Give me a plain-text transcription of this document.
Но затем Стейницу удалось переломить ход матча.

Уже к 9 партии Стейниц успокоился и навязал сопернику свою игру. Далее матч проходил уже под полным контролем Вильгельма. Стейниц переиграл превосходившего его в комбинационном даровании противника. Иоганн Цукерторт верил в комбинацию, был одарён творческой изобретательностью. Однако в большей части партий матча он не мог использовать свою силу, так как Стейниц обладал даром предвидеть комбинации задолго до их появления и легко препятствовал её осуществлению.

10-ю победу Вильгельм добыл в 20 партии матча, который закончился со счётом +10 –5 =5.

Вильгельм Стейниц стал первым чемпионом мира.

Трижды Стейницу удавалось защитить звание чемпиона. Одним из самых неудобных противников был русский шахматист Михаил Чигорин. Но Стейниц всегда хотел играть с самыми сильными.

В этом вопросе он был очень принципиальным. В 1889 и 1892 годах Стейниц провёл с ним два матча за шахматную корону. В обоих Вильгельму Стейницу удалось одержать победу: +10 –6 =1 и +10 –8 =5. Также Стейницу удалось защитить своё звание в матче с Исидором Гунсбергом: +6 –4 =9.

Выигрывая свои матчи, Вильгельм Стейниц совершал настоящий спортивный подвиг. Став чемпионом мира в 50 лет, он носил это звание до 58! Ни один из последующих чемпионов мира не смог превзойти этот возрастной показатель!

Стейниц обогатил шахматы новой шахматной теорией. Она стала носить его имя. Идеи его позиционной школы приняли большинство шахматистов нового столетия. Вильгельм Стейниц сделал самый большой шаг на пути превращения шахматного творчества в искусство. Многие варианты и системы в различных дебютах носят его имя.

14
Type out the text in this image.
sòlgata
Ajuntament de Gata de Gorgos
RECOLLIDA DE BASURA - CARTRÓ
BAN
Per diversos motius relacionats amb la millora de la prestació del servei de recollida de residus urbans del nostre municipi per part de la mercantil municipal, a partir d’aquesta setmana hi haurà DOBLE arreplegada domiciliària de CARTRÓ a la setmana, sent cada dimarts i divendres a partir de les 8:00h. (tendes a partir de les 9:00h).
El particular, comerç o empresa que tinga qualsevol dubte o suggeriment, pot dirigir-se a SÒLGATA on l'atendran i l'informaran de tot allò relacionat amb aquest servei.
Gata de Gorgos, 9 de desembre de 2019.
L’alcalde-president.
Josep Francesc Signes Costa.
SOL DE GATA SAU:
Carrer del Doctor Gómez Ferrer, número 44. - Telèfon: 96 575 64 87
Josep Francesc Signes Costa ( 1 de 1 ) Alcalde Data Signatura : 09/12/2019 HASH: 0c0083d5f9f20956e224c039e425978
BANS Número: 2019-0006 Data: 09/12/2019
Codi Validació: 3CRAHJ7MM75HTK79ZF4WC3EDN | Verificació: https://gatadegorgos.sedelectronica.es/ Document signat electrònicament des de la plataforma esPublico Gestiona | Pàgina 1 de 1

## Your objective
All of the data must be returned exactly.

## Response to this exercise
Give me a plain-text transcription of this document.
Но затем Стейницу удалось переломить ход матча.

Уже к 9 партии Стейниц успокоился и навязал сопернику свою игру. Далее матч проходил уже под полным контролем Вильгельма. Стейниц переиграл превосходившего его в комбинационном даровании противника. Иоганн Цукерторт верил в комбинацию, был одарён творческой изобретательностью. Однако в большей части партий матча он не мог использовать свою силу, так как Стейниц обладал даром предвидеть комбинации задолго до их появления и легко препятствовал её осуществлению.

10-ю победу Вильгельм добыл в 20 партии матча, который закончился со счётом +10 –5 =5.

Вильгельм Стейниц стал первым чемпионом мира.

Трижды Стейницу удавалось защитить звание чемпиона. Одним из самых неудобных противников был русский шахматист Михаил Чигорин. Но Стейниц всегда хотел играть с самыми сильными.

В этом вопросе он был очень принципиальным. В 1889 и 1892 годах Стейниц провёл с ним два матча за шахматную корону. В обоих Вильгельму Стейницу удалось одержать победу: +10 –6 =1 и +10 –8 =5. Также Стейницу удалось защитить своё звание в матче с Исидором Гунсбергом: +6 –4 =9.

Выигрывая свои матчи, Вильгельм Стейниц совершал настоящий спортивный подвиг. Став чемпионом мира в 50 лет, он носил это звание до 58! Ни один из последующих чемпионов мира не смог превзойти этот возрастной показатель!

Стейниц обогатил шахматы новой шахматной теорией. Она стала носить его имя. Идеи его позиционной школы приняли большинство шахматистов нового столетия. Вильгельм Стейниц сделал самый большой шаг на пути превращения шахматного творчества в искусство. Многие варианты и системы в различных дебютах носят его имя.

14
Type out the text in this image.
sòlgata
Ajuntament de Gata de Gorgos
RECOLLIDA DE BASURA - CARTRÓ
BAN
Per diversos motius relacionats amb la millora de la prestació del servei de recollida de residus urbans del nostre municipi per part de la mercantil municipal, a partir d’aquesta setmana hi haurà DOBLE arreplegada domiciliària de CARTRÓ a la setmana, sent cada dimarts i divendres a partir de les 8:00h. (tendes a partir de les 9:00h).
El particular, comerç o empresa que tinga qualsevol dubte o suggeriment, pot dirigir-se a SÒLGATA on l'atendran i l'informaran de tot allò relacionat amb aquest servei.
Gata de Gorgos, 9 de desembre de 2019.
L’alcalde-president.
Josep Francesc Signes Costa.
SOL DE GATA SAU:
Carrer del Doctor Gómez Ferrer, número 44. - Telèfon: 96 575 64 87
Josep Francesc Signes Costa ( 1 de 1 ) Alcalde Data Signatura : 09/12/2019 HASH: 0c0083d5f9f20956e224c039e425978
BANS Número: 2019-0006 Data: 09/12/2019
Codi Validació: 3CRAHJ7MM75HTK79ZF4WC3EDN | Verificació: https://gatadegorgos.sedelectronica.es/ Document signat electrònicament des de la plataforma esPublico Gestiona | Pàgina 1 de 1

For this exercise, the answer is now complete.